Extracted records:
>> start

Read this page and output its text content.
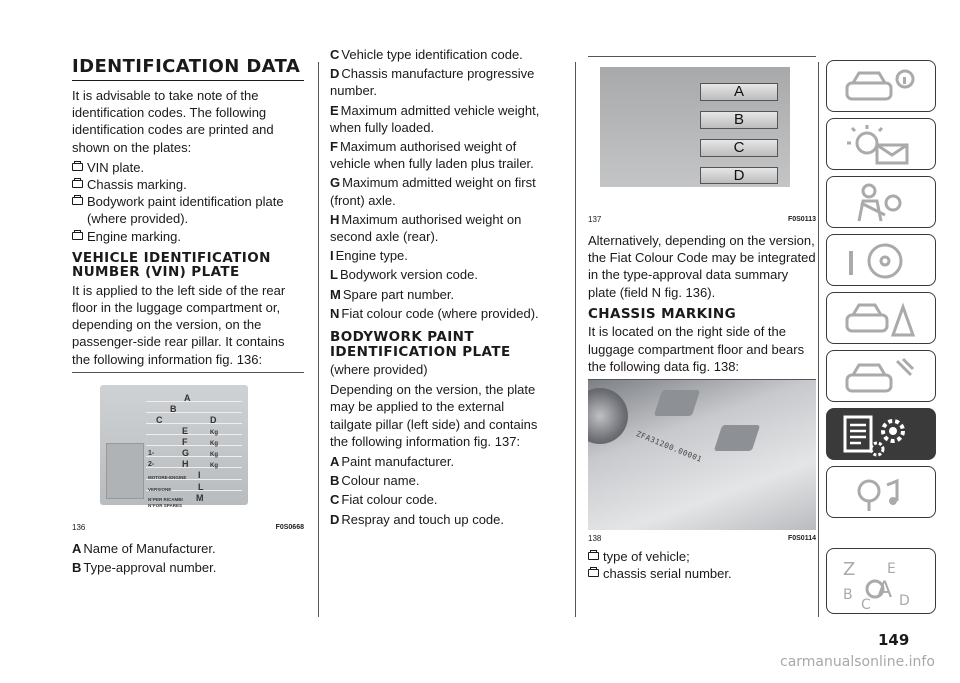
IDENTIFICATION DATA

It is advisable to take note of the identification codes. The following identification codes are printed and shown on the plates:

VIN plate.
Chassis marking.
Bodywork paint identification plate (where provided).
Engine marking.
VEHICLE IDENTIFICATION NUMBER (VIN) PLATE

It is applied to the left side of the rear floor in the luggage compartment or, depending on the version, on the passenger-side rear pillar. It contains the following information fig. 136:

A
B
C	D
E
F
G
H
I
L
M
Kg
Kg
Kg
Kg
1-
2-
MOTORE-ENGINE
VERSIONE
N°PER RICAMBI
N°FOR SPARES
136	F0S0668
A Name of Manufacturer.
B Type-approval number.
C Vehicle type identification code.
D Chassis manufacture progressive number.
E Maximum admitted vehicle weight, when fully loaded.
F Maximum authorised weight of vehicle when fully laden plus trailer.
G Maximum admitted weight on first (front) axle.
H Maximum authorised weight on second axle (rear).
I Engine type.
L Bodywork version code.
M Spare part number.
N Fiat colour code (where provided).
BODYWORK PAINT IDENTIFICATION PLATE

(where provided)

Depending on the version, the plate may be applied to the external tailgate pillar (left side) and contains the following information fig. 137:

A Paint manufacturer.
B Colour name.
C Fiat colour code.
D Respray and touch up code.
A
B
C
D
137	F0S0113

Alternatively, depending on the version, the Fiat Colour Code may be integrated in the type-approval data summary plate (field N fig. 136).

CHASSIS MARKING

It is located on the right side of the luggage compartment floor and bears the following data fig. 138:

ZFA31200.00001
138	F0S0114
type of vehicle;
chassis serial number.	Z
C
B A
E
D
149
carmanualsonline.info
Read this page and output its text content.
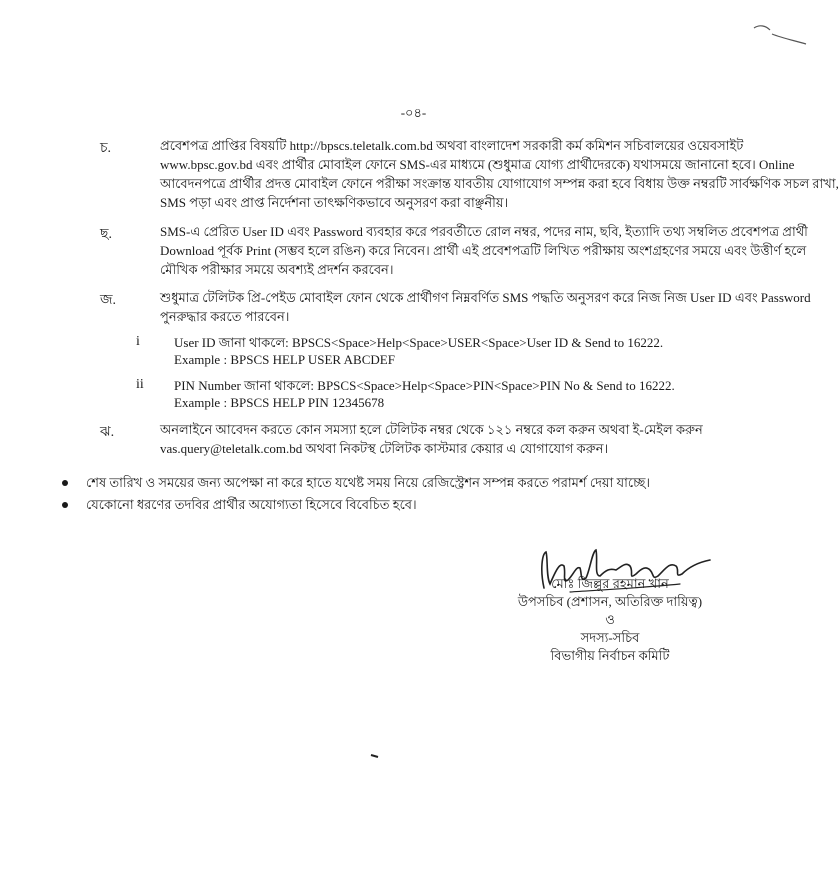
-০৪-
চ.	প্রবেশপত্র প্রাপ্তির বিষয়টি http://bpscs.teletalk.com.bd অথবা বাংলাদেশ সরকারী কর্ম কমিশন সচিবালয়ের ওয়েবসাইট
www.bpsc.gov.bd এবং প্রার্থীর মোবাইল ফোনে SMS-এর মাধ্যমে (শুধুমাত্র যোগ্য প্রার্থীদেরকে) যথাসময়ে জানানো হবে। Online
আবেদনপত্রে প্রার্থীর প্রদত্ত মোবাইল ফোনে পরীক্ষা সংক্রান্ত যাবতীয় যোগাযোগ সম্পন্ন করা হবে বিধায় উক্ত নম্বরটি সার্বক্ষণিক সচল রাখা,
SMS পড়া এবং প্রাপ্ত নির্দেশনা তাৎক্ষণিকভাবে অনুসরণ করা বাঞ্ছনীয়।
ছ.	SMS-এ প্রেরিত User ID এবং Password ব্যবহার করে পরবর্তীতে রোল নম্বর, পদের নাম, ছবি, ইত্যাদি তথ্য সম্বলিত প্রবেশপত্র প্রার্থী
Download পূর্বক Print (সম্ভব হলে রঙিন) করে নিবেন। প্রার্থী এই প্রবেশপত্রটি লিখিত পরীক্ষায় অংশগ্রহণের সময়ে এবং উত্তীর্ণ হলে
মৌখিক পরীক্ষার সময়ে অবশ্যই প্রদর্শন করবেন।
জ.	শুধুমাত্র টেলিটক প্রি-পেইড মোবাইল ফোন থেকে প্রার্থীগণ নিম্নবর্ণিত SMS পদ্ধতি অনুসরণ করে নিজ নিজ User ID এবং Password
পুনরুদ্ধার করতে পারবেন।
i	User ID জানা থাকলে: BPSCS<Space>Help<Space>USER<Space>User ID & Send to 16222.
Example : BPSCS HELP USER ABCDEF
ii PIN Number জানা থাকলে: BPSCS<Space>Help<Space>PIN<Space>PIN No & Send to 16222.
Example : BPSCS HELP PIN 12345678
ঝ.	অনলাইনে আবেদন করতে কোন সমস্যা হলে টেলিটক নম্বর থেকে ১২১ নম্বরে কল করুন অথবা ই-মেইল করুন
vas.query@teletalk.com.bd অথবা নিকটস্থ টেলিটক কাস্টমার কেয়ার এ যোগাযোগ করুন।
শেষ তারিখ ও সময়ের জন্য অপেক্ষা না করে হাতে যথেষ্ট সময় নিয়ে রেজিস্ট্রেশন সম্পন্ন করতে পরামর্শ দেয়া যাচ্ছে।
যেকোনো ধরণের তদবির প্রার্থীর অযোগ্যতা হিসেবে বিবেচিত হবে।
মোঃ জিল্লুর রহমান খান
উপসচিব (প্রশাসন, অতিরিক্ত দায়িত্ব)
ও
সদস্য-সচিব
বিভাগীয় নির্বাচন কমিটি
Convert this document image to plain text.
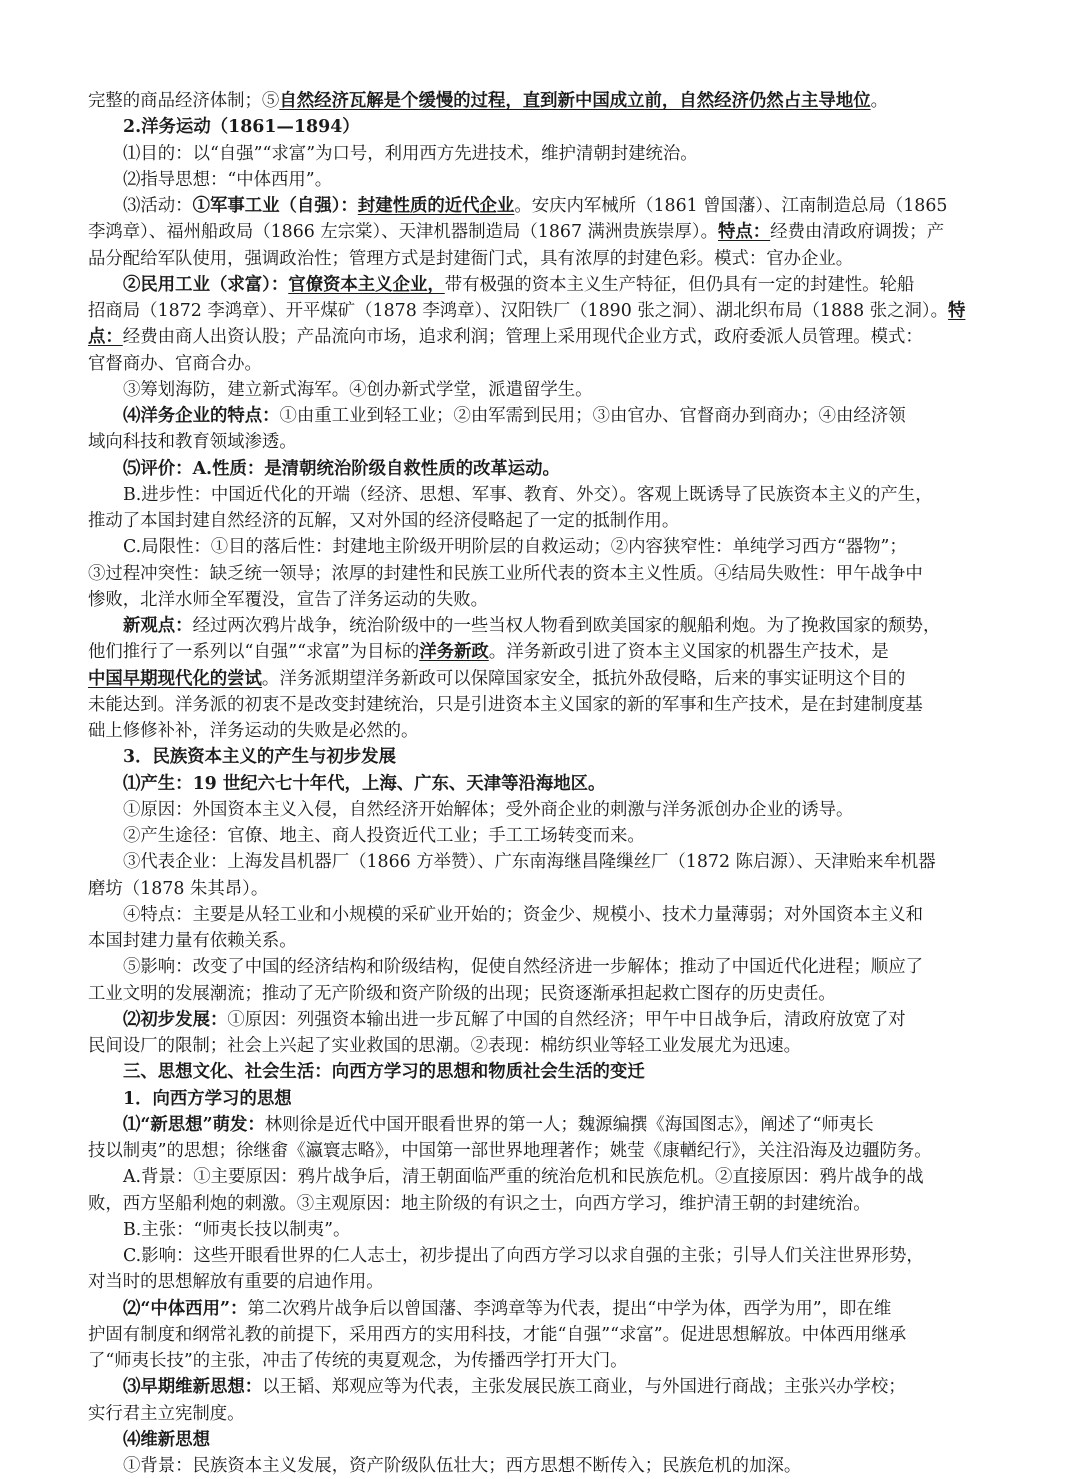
完整的商品经济体制；⑤自然经济瓦解是个缓慢的过程，直到新中国成立前，自然经济仍然占主导地位。
2.洋务运动（1861—1894）
⑴目的：以“自强”“求富”为口号，利用西方先进技术，维护清朝封建统治。
⑵指导思想：“中体西用”。
⑶活动：①军事工业（自强）：封建性质的近代企业。安庆内军械所（1861 曾国藩）、江南制造总局（1865
李鸿章）、福州船政局（1866 左宗棠）、天津机器制造局（1867 满洲贵族崇厚）。特点：经费由清政府调拨；产
品分配给军队使用，强调政治性；管理方式是封建衙门式，具有浓厚的封建色彩。模式：官办企业。
②民用工业（求富）：官僚资本主义企业，带有极强的资本主义生产特征，但仍具有一定的封建性。轮船
招商局（1872 李鸿章）、开平煤矿（1878 李鸿章）、汉阳铁厂（1890 张之洞）、湖北织布局（1888 张之洞）。特
点：经费由商人出资认股；产品流向市场，追求利润；管理上采用现代企业方式，政府委派人员管理。模式：
官督商办、官商合办。
③筹划海防，建立新式海军。④创办新式学堂，派遣留学生。
⑷洋务企业的特点：①由重工业到轻工业；②由军需到民用；③由官办、官督商办到商办；④由经济领
域向科技和教育领域渗透。
⑸评价：A.性质：是清朝统治阶级自救性质的改革运动。
B.进步性：中国近代化的开端（经济、思想、军事、教育、外交）。客观上既诱导了民族资本主义的产生，
推动了本国封建自然经济的瓦解，又对外国的经济侵略起了一定的抵制作用。
C.局限性：①目的落后性：封建地主阶级开明阶层的自救运动；②内容狭窄性：单纯学习西方“器物”；
③过程冲突性：缺乏统一领导；浓厚的封建性和民族工业所代表的资本主义性质。④结局失败性：甲午战争中
惨败，北洋水师全军覆没，宣告了洋务运动的失败。
新观点：经过两次鸦片战争，统治阶级中的一些当权人物看到欧美国家的舰船利炮。为了挽救国家的颓势，
他们推行了一系列以“自强”“求富”为目标的洋务新政。洋务新政引进了资本主义国家的机器生产技术，是
中国早期现代化的尝试。洋务派期望洋务新政可以保障国家安全，抵抗外敌侵略，后来的事实证明这个目的
未能达到。洋务派的初衷不是改变封建统治，只是引进资本主义国家的新的军事和生产技术，是在封建制度基
础上修修补补，洋务运动的失败是必然的。
3．民族资本主义的产生与初步发展
⑴产生：19 世纪六七十年代，上海、广东、天津等沿海地区。
①原因：外国资本主义入侵，自然经济开始解体；受外商企业的刺激与洋务派创办企业的诱导。
②产生途径：官僚、地主、商人投资近代工业；手工工场转变而来。
③代表企业：上海发昌机器厂（1866 方举赞）、广东南海继昌隆缫丝厂（1872 陈启源）、天津贻来牟机器
磨坊（1878 朱其昂）。
④特点：主要是从轻工业和小规模的采矿业开始的；资金少、规模小、技术力量薄弱；对外国资本主义和
本国封建力量有依赖关系。
⑤影响：改变了中国的经济结构和阶级结构，促使自然经济进一步解体；推动了中国近代化进程；顺应了
工业文明的发展潮流；推动了无产阶级和资产阶级的出现；民资逐渐承担起救亡图存的历史责任。
⑵初步发展：①原因：列强资本输出进一步瓦解了中国的自然经济；甲午中日战争后，清政府放宽了对
民间设厂的限制；社会上兴起了实业救国的思潮。②表现：棉纺织业等轻工业发展尤为迅速。
三、思想文化、社会生活：向西方学习的思想和物质社会生活的变迁
1．向西方学习的思想
⑴“新思想”萌发：林则徐是近代中国开眼看世界的第一人；魏源编撰《海国图志》，阐述了“师夷长
技以制夷”的思想；徐继畬《瀛寰志略》，中国第一部世界地理著作；姚莹《康輶纪行》，关注沿海及边疆防务。
A.背景：①主要原因：鸦片战争后，清王朝面临严重的统治危机和民族危机。②直接原因：鸦片战争的战
败，西方坚船利炮的刺激。③主观原因：地主阶级的有识之士，向西方学习，维护清王朝的封建统治。
B.主张：“师夷长技以制夷”。
C.影响：这些开眼看世界的仁人志士，初步提出了向西方学习以求自强的主张；引导人们关注世界形势，
对当时的思想解放有重要的启迪作用。
⑵“中体西用”：第二次鸦片战争后以曾国藩、李鸿章等为代表，提出“中学为体，西学为用”，即在维
护固有制度和纲常礼教的前提下，采用西方的实用科技，才能“自强”“求富”。促进思想解放。中体西用继承
了“师夷长技”的主张，冲击了传统的夷夏观念，为传播西学打开大门。
⑶早期维新思想：以王韬、郑观应等为代表，主张发展民族工商业，与外国进行商战；主张兴办学校；
实行君主立宪制度。
⑷维新思想
①背景：民族资本主义发展，资产阶级队伍壮大；西方思想不断传入；民族危机的加深。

>> end

REQUIREMENT — Identify the lines that contain the string "applied", and copy every one of them.

FULL ANSWER —
It is applied to the left side of the rear floor in the luggage compartment or, depending on the version, on the passenger-side rear pillar. It contains the following information fig. 136:
Depending on the version, the plate may be applied to the external tailgate pillar (left side) and contains the following information fig. 137:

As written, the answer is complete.